Dataset entries
──────────────────────────────

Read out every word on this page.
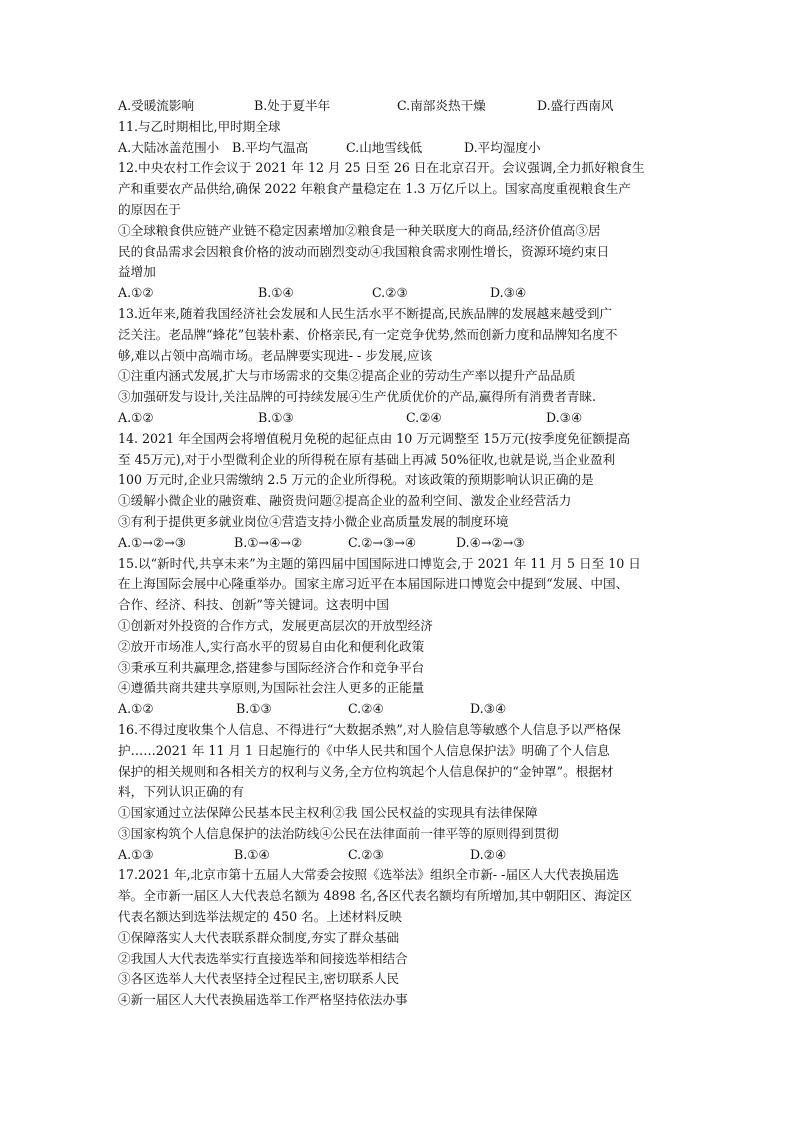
A.受暖流影响	B.处于夏半年	C.南部炎热干燥	D.盛行西南风
11.与乙时期相比,甲时期全球
A.大陆冰盖范围小	B.平均气温高	C.山地雪线低	D.平均湿度小
12.中央农村工作会议于 2021 年 12 月 25 日至 26 日在北京召开。会议强调,全力抓好粮食生
产和重要农产品供给,确保 2022 年粮食产量稳定在 1.3 万亿斤以上。国家高度重视粮食生产
的原因在于
①全球粮食供应链产业链不稳定因素增加②粮食是一种关联度大的商品,经济价值高③居
民的食品需求会因粮食价格的波动而剧烈变动④我国粮食需求刚性增长，资源环境约束日
益增加
A.①②	B.①④	C.②③	D.③④
13.近年来,随着我国经济社会发展和人民生活水平不断提高,民族品牌的发展越来越受到广
泛关注。老品牌“蜂花”包装朴素、价格亲民,有一定竞争优势,然而创新力度和品牌知名度不
够,难以占领中高端市场。老品牌要实现进- - 步发展,应该
①注重内涵式发展,扩大与市场需求的交集②提高企业的劳动生产率以提升产品品质
③加强研发与设计,关注品牌的可持续发展④生产优质优价的产品,赢得所有消费者青睐.
A.①②	B.①③	C.②④	D.③④
14. 2021 年全国两会将增值税月免税的起征点由 10 万元调整至 15万元(按季度免征额提高
至 45万元),对于小型微利企业的所得税在原有基础上再减 50%征收,也就是说,当企业盈利
100 万元时,企业只需缴纳 2.5 万元的企业所得税。对该政策的预期影响认识正确的是
①缓解小微企业的融资难、融资贵问题②提高企业的盈利空间、激发企业经营活力
③有利于提供更多就业岗位④营造支持小微企业高质量发展的制度环境
A.①→②→③	B.①→④→②	C.②→③→④	D.④→②→③
15.以“新时代,共享未来”为主题的第四届中国国际进口博览会,于 2021 年 11 月 5 日至 10 日
在上海国际会展中心隆重举办。国家主席习近平在本届国际进口博览会中提到“发展、中国、
合作、经济、科技、创新”等关键词。这表明中国
①创新对外投资的合作方式，发展更高层次的开放型经济
②放开市场准人,实行高水平的贸易自由化和便利化政策
③秉承互利共赢理念,搭建参与国际经济合作和竞争平台
④遵循共商共建共享原则,为国际社会注人更多的正能量
A.①②	B.①③	C.②④	D.③④
16.不得过度收集个人信息、不得进行“大数据杀熟”,对人脸信息等敏感个人信息予以严格保
护……2021 年 11 月 1 日起施行的《中华人民共和国个人信息保护法》明确了个人信息
保护的相关规则和各相关方的权利与义务,全方位构筑起个人信息保护的“金钟罩”。根据材
料，下列认识正确的有
①国家通过立法保障公民基本民主权利②我 国公民权益的实现具有法律保障
③国家构筑个人信息保护的法治防线④公民在法律面前一律平等的原则得到贯彻
A.①③	B.①④	C.②③	D.②④
17.2021 年,北京市第十五届人大常委会按照《选举法》组织全市新- -届区人大代表换届选
举。全市新一届区人大代表总名额为 4898 名,各区代表名额均有所增加,其中朝阳区、海淀区
代表名额达到选举法规定的 450 名。上述材料反映
①保障落实人大代表联系群众制度,夯实了群众基础
②我国人大代表选举实行直接选举和间接选举相结合
③各区选举人大代表坚持全过程民主,密切联系人民
④新一届区人大代表换届选举工作严格坚持依法办事
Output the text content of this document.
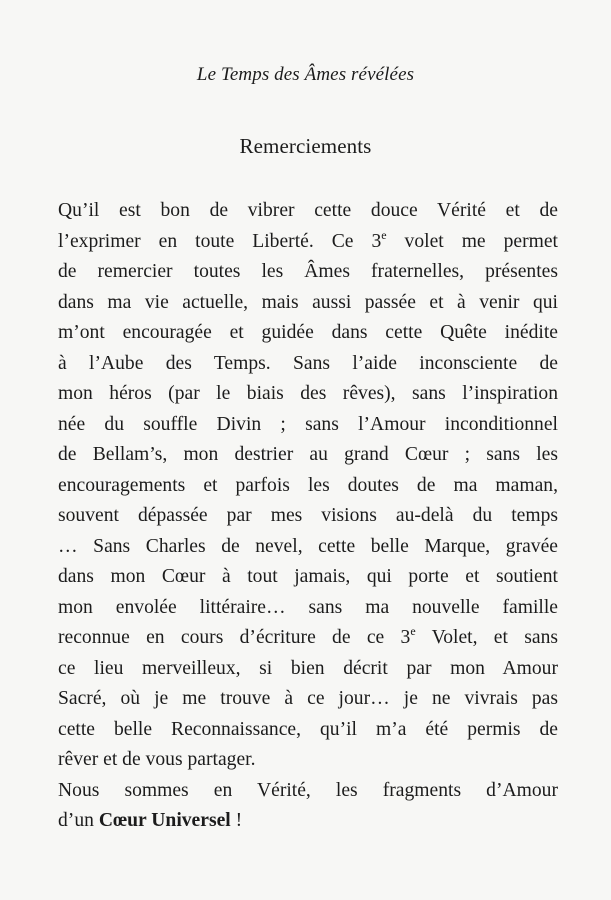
Le Temps des Âmes révélées
Remerciements
Qu’il est bon de vibrer cette douce Vérité et de
l’exprimer en toute Liberté. Ce 3e volet me permet
de remercier toutes les Âmes fraternelles, présentes
dans ma vie actuelle, mais aussi passée et à venir qui
m’ont encouragée et guidée dans cette Quête inédite
à l’Aube des Temps. Sans l’aide inconsciente de
mon héros (par le biais des rêves), sans l’inspiration
née du souffle Divin ; sans l’Amour inconditionnel
de Bellam’s, mon destrier au grand Cœur ; sans les
encouragements et parfois les doutes de ma maman,
souvent dépassée par mes visions au-delà du temps
… Sans Charles de nevel, cette belle Marque, gravée
dans mon Cœur à tout jamais, qui porte et soutient
mon envolée littéraire… sans ma nouvelle famille
reconnue en cours d’écriture de ce 3e Volet, et sans
ce lieu merveilleux, si bien décrit par mon Amour
Sacré, où je me trouve à ce jour… je ne vivrais pas
cette belle Reconnaissance, qu’il m’a été permis de
rêver et de vous partager.
Nous sommes en Vérité, les fragments d’Amour
d’un Cœur Universel !
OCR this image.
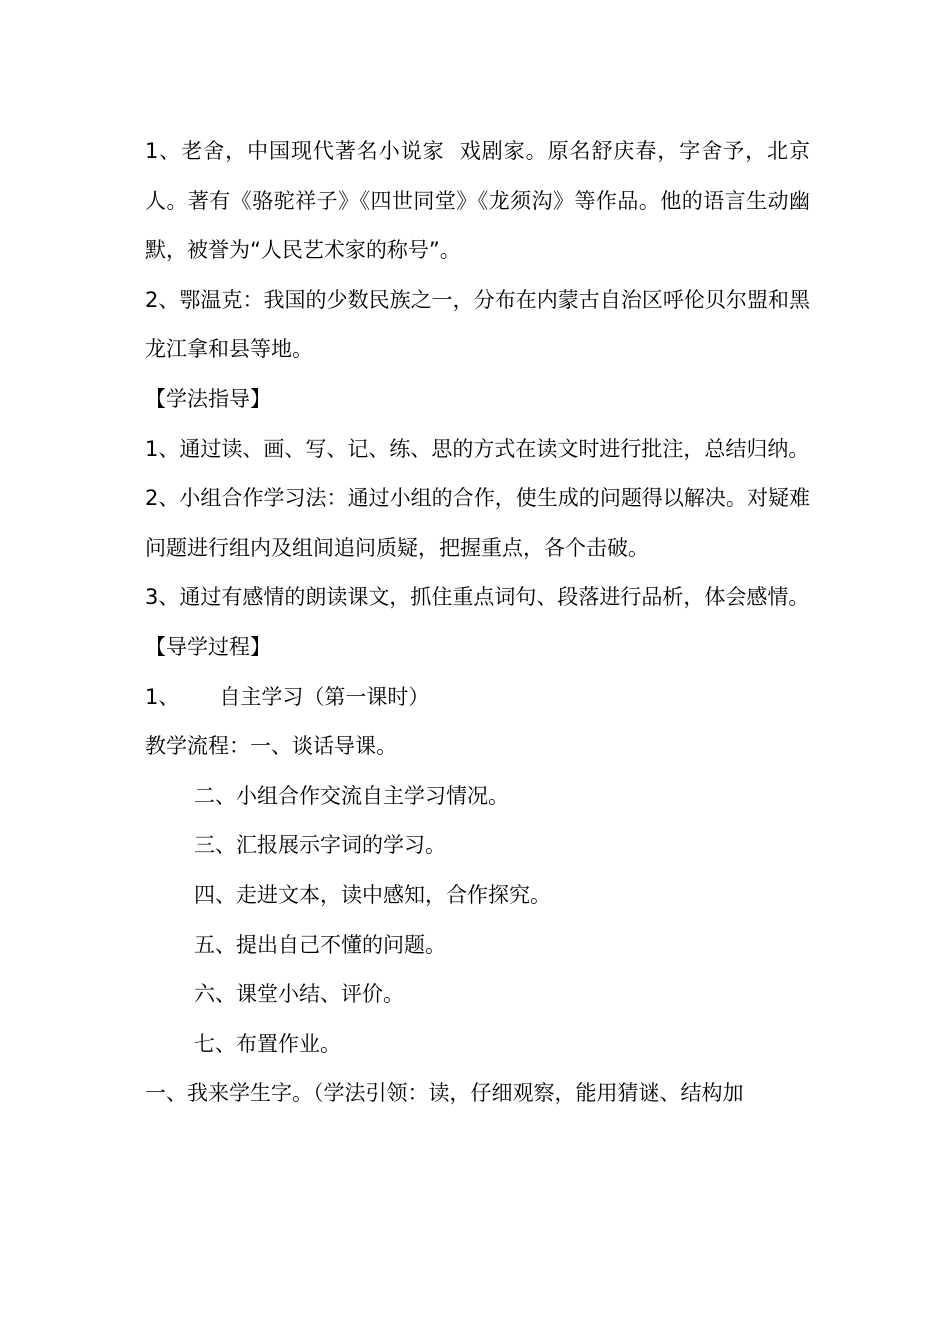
1、老舍，中国现代著名小说家  戏剧家。原名舒庆春，字舍予，北京人。著有《骆驼祥子》《四世同堂》《龙须沟》等作品。他的语言生动幽默，被誉为“人民艺术家的称号”。

2、鄂温克：我国的少数民族之一，分布在内蒙古自治区呼伦贝尔盟和黑龙江拿和县等地。

【学法指导】

1、通过读、画、写、记、练、思的方式在读文时进行批注，总结归纳。

2、小组合作学习法：通过小组的合作，使生成的问题得以解决。对疑难问题进行组内及组间追问质疑，把握重点，各个击破。

3、通过有感情的朗读课文，抓住重点词句、段落进行品析，体会感情。

【导学过程】

1、      自主学习（第一课时）

教学流程：一、谈话导课。

二、小组合作交流自主学习情况。

三、汇报展示字词的学习。

四、走进文本，读中感知，合作探究。

五、提出自己不懂的问题。

六、课堂小结、评价。

七、布置作业。

一、我来学生字。（学法引领：读，仔细观察，能用猜谜、结构加
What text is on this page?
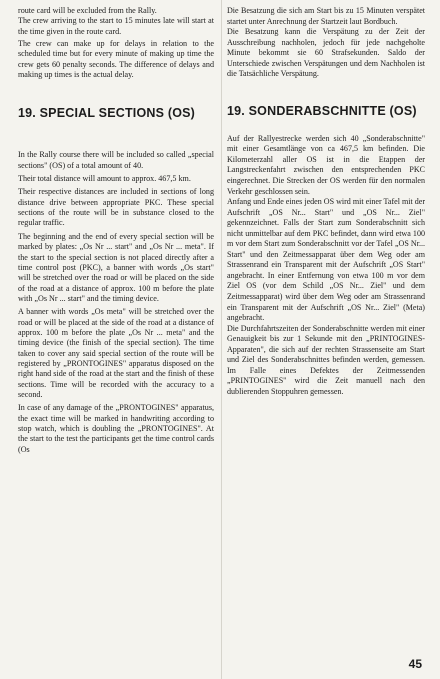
route card will be excluded from the Rally.

The crew arriving to the start to 15 minutes late will start at the time given in the route card.

The crew can make up for delays in relation to the scheduled time but for every minute of making up time the crew gets 60 penalty seconds. The difference of delays and making up times is the actual delay.

19. SPECIAL SECTIONS (OS)

In the Rally course there will be included so called „special sections" (OS) of a total amount of 40.

Their total distance will amount to approx. 467,5 km.

Their respective distances are included in sections of long distance drive between appropriate PKC. These special sections of the route will be in substance closed to the regular traffic.

The beginning and the end of every special section will be marked by plates: „Os Nr ... start" and „Os Nr ... meta". If the start to the special section is not placed directly after a time control post (PKC), a banner with words „Os start" will be stretched over the road or will be placed on the side of the road at a distance of approx. 100 m before the plate with „Os Nr ... start" and the timing device.

A banner with words „Os meta" will be stretched over the road or will be placed at the side of the road at a distance of approx. 100 m before the plate „Os Nr ... meta" and the timing device (the finish of the special section). The time taken to cover any said special section of the route will be registered by „PRONTOGINES" apparatus disposed on the right hand side of the road at the start and the finish of these sections. Time will be recorded with the accuracy to a second.

In case of any damage of the „PRONTOGINES" apparatus, the exact time will be marked in handwriting according to stop watch, which is doubling the „PRONTOGINES". At the start to the test the participants get the time control cards (Os

Die Besatzung die sich am Start bis zu 15 Minuten verspätet startet unter Anrechnung der Startzeit laut Bordbuch.

Die Besatzung kann die Verspätung zu der Zeit der Ausschreibung nachholen, jedoch für jede nachgeholte Minute bekommt sie 60 Strafsekunden. Saldo der Unterschiede zwischen Verspätungen und dem Nachholen ist die Tatsächliche Verspätung.

19. SONDERABSCHNITTE (OS)

Auf der Rallyestrecke werden sich 40 „Sonderabschnitte" mit einer Gesamtlänge von ca 467,5 km befinden. Die Kilometerzahl aller OS ist in die Etappen der Langstreckenfahrt zwischen den entsprechenden PKC eingerechnet. Die Strecken der OS werden für den normalen Verkehr geschlossen sein.

Anfang und Ende eines jeden OS wird mit einer Tafel mit der Aufschrift „OS Nr... Start" und „OS Nr... Ziel" gekennzeichnet. Falls der Start zum Sonderabschnitt sich nicht unmittelbar auf dem PKC befindet, dann wird etwa 100 m vor dem Start zum Sonderabschnitt vor der Tafel „OS Nr... Start" und den Zeitmessapparat über dem Weg oder am Strassenrand ein Transparent mit der Aufschrift „OS Start" angebracht. In einer Entfernung von etwa 100 m vor dem Ziel OS (vor dem Schild „OS Nr... Ziel" und dem Zeitmessapparat) wird über dem Weg oder am Strassenrand ein Transparent mit der Aufschrift „OS Nr... Ziel" (Meta) angebracht.

Die Durchfahrtszeiten der Sonderabschnitte werden mit einer Genauigkeit bis zur 1 Sekunde mit den „PRINTOGINES-Apparaten", die sich auf der rechten Strassenseite am Start und Ziel des Sonderabschnittes befinden werden, gemessen. Im Falle eines Defektes der Zeitmessenden „PRINTOGINES" wird die Zeit manuell nach den dublierenden Stoppuhren gemessen.

45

──────────────────────────────

Check every line for "amount" and show the ones that have it.

In the Rally course there will be included so called „special sections" (OS) of a total amount of 40.
Their total distance will amount to approx. 467,5 km.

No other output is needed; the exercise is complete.